-------- Trecho fornecido --------

Interpretação: Um sacerdote não deve enganar ao seu semelhante acenando com conhecimentos que não possui. E jamais dizer o que não sabe, ou seja, passar ensinamentos incorretos ou que não tenham sido transmitidos pelos seus mestres e mais velhos ou adquiridos de formas legítimas. É necessário o conhecimento verdadeiro para a prática da verdadeira religião. Quem abusa da confiança do próximo, enganando-o e manipulando-o através da ignorância religiosa, sofrerá graves conseqüências pelos seus atos. A natureza se incumbirá de cobrar os erros cometidos e isto se refletirá em sua descendência consangüínea e espiritual.
2º. Não façam ritos que não saibam fazer!
Interpretação: Não se podem realizar rituais sem que se tenha investidura e conhecimento básico para realizá-los. Não se pode fazer aquilo que não sabe ou que não aprendeu.
(…)
12º. Não desrespeitem os mais velhos, a sabedoria está com eles.

-------- Informações extraídas --------

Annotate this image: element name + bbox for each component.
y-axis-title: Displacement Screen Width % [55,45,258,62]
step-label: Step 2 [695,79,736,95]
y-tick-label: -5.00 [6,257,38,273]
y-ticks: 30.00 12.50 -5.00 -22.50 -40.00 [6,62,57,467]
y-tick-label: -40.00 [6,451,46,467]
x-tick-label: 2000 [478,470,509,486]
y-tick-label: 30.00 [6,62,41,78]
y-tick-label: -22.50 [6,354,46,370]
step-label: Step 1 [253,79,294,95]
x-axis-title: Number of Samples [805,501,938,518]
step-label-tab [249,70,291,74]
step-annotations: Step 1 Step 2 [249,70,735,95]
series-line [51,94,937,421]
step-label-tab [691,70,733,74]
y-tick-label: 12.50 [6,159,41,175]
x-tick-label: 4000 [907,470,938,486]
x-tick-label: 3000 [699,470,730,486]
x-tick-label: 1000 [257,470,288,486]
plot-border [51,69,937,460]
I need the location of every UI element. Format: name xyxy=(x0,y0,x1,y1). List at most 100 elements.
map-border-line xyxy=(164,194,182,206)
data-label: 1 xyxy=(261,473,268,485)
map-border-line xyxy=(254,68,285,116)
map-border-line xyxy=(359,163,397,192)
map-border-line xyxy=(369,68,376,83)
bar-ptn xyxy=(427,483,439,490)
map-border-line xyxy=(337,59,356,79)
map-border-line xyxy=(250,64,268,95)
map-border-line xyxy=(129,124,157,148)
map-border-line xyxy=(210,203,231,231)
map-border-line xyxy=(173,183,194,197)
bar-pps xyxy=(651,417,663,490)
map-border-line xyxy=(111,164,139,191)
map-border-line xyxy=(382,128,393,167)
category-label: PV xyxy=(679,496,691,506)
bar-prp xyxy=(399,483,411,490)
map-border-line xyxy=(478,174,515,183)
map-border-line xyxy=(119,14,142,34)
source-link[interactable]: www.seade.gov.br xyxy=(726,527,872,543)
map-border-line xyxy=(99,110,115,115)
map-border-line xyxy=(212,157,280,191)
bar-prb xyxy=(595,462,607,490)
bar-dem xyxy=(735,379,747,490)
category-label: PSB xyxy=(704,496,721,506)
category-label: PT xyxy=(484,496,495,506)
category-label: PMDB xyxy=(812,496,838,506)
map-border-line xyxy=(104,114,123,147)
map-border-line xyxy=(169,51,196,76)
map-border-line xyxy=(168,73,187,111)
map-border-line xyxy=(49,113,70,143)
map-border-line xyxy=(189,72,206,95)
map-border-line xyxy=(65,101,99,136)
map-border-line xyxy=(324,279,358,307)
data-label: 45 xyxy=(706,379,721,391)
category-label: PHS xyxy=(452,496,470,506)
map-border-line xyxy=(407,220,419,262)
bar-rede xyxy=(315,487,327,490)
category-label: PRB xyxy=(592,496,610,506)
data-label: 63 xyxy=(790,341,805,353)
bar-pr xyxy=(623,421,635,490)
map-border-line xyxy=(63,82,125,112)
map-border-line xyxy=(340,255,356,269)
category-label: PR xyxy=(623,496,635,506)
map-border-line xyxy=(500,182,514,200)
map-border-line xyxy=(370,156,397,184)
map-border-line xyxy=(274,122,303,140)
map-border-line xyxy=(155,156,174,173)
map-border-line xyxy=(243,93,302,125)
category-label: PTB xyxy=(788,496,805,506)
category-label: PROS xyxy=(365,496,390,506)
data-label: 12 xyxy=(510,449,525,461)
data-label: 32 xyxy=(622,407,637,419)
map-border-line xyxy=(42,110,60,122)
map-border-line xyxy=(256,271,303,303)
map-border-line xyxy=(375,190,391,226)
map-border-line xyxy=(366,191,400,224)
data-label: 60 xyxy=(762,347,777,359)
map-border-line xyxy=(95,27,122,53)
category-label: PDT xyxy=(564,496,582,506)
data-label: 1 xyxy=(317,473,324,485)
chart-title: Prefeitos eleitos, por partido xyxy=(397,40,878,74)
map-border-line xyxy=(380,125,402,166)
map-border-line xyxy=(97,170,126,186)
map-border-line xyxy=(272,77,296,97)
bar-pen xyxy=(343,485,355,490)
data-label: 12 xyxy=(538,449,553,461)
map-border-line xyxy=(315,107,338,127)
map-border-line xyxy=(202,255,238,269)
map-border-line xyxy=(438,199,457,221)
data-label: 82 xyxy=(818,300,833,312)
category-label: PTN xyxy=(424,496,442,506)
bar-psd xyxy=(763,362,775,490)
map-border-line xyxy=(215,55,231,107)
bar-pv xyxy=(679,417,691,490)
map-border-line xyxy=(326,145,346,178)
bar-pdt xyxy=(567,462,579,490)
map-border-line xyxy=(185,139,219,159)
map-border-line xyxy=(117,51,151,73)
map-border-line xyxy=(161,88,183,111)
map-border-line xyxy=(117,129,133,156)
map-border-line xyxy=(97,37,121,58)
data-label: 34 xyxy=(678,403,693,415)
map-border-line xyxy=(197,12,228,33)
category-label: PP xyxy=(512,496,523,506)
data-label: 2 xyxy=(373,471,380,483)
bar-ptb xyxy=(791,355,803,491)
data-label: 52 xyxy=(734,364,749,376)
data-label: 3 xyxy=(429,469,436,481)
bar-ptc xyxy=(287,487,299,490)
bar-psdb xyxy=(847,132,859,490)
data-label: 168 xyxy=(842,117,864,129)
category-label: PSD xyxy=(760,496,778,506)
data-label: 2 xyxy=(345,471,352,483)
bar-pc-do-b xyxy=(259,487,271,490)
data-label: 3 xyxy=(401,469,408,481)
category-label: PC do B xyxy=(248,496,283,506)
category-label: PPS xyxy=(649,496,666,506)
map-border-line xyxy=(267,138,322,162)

--------

#### [Tarefas do exercício]
**a)** Transcreva do trecho fornecido a parte que começa em "Interpretação: Não se" e vai até "que não aprendeu.".
**b)** De acordo com o trecho fornecido, com quem está a sabedoria?
Os registros são um material à parte.

#### [Respostas da atividade]
**a)**
Interpretação: Não se podem realizar rituais sem que se tenha investidura e conhecimento básico para realizá-los. Não se pode fazer aquilo que não sabe ou que não aprendeu.

**b)** Com os mais velhos.